● **RAW DATA**

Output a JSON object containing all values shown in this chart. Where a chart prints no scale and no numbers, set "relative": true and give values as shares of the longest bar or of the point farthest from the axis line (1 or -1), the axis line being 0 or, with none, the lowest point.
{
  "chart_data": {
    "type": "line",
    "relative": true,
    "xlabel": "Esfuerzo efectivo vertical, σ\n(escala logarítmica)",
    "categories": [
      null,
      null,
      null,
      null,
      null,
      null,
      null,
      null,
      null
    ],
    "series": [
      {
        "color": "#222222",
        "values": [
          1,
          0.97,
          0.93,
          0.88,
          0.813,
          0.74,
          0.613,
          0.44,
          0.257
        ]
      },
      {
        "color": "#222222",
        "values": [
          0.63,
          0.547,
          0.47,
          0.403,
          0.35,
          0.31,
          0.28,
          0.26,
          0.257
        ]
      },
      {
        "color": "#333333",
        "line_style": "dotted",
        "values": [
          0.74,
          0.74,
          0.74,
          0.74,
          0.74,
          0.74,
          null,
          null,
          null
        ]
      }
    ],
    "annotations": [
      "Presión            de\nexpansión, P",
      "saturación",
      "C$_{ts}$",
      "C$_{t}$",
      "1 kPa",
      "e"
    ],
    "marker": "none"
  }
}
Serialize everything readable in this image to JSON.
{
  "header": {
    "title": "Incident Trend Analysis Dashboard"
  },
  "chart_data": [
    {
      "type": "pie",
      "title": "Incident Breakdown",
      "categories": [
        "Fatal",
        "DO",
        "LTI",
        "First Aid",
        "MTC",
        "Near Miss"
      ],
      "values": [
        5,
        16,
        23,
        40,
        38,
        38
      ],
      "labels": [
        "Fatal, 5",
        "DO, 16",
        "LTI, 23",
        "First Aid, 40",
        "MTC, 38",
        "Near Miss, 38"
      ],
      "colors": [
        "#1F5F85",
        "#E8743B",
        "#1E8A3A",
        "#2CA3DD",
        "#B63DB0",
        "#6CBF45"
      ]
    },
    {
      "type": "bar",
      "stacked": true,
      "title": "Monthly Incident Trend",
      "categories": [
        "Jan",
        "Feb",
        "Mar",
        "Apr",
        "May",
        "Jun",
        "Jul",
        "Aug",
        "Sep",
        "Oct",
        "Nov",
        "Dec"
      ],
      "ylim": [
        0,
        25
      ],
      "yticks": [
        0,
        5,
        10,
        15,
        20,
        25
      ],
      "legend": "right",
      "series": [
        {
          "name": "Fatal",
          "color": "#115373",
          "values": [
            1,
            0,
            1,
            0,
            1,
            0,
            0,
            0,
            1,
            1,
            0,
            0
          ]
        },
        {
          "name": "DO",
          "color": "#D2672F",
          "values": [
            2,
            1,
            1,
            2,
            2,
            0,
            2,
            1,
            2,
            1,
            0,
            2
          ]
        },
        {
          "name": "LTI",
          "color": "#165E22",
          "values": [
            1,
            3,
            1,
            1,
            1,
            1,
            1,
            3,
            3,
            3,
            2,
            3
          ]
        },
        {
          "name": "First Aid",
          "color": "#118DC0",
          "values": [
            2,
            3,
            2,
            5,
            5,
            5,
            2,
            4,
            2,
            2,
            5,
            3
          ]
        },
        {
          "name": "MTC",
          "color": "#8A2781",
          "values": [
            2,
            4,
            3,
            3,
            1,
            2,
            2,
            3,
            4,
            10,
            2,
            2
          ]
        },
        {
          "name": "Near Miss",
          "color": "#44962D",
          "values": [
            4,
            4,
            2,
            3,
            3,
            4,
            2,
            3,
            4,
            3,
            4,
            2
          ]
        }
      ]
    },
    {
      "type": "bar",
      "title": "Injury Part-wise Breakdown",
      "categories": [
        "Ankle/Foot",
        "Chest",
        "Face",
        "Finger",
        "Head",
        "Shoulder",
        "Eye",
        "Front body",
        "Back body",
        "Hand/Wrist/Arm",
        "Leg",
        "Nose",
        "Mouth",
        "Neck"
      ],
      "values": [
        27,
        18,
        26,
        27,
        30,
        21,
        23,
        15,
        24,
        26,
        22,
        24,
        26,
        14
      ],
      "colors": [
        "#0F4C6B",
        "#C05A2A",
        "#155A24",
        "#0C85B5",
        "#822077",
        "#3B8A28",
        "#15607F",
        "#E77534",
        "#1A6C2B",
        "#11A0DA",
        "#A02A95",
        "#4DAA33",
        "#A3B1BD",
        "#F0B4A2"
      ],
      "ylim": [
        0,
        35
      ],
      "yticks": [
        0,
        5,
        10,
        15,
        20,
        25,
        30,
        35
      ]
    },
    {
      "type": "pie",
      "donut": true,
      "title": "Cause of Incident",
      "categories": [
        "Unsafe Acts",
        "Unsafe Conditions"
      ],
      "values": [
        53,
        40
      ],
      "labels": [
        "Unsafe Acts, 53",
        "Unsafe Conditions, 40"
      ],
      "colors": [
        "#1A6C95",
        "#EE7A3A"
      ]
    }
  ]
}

● **TO DO**
Copy in full each line that holds the word "First".

● **TASK OUTPUT**
        "First Aid",
        "First Aid, 40",
          "name": "First Aid",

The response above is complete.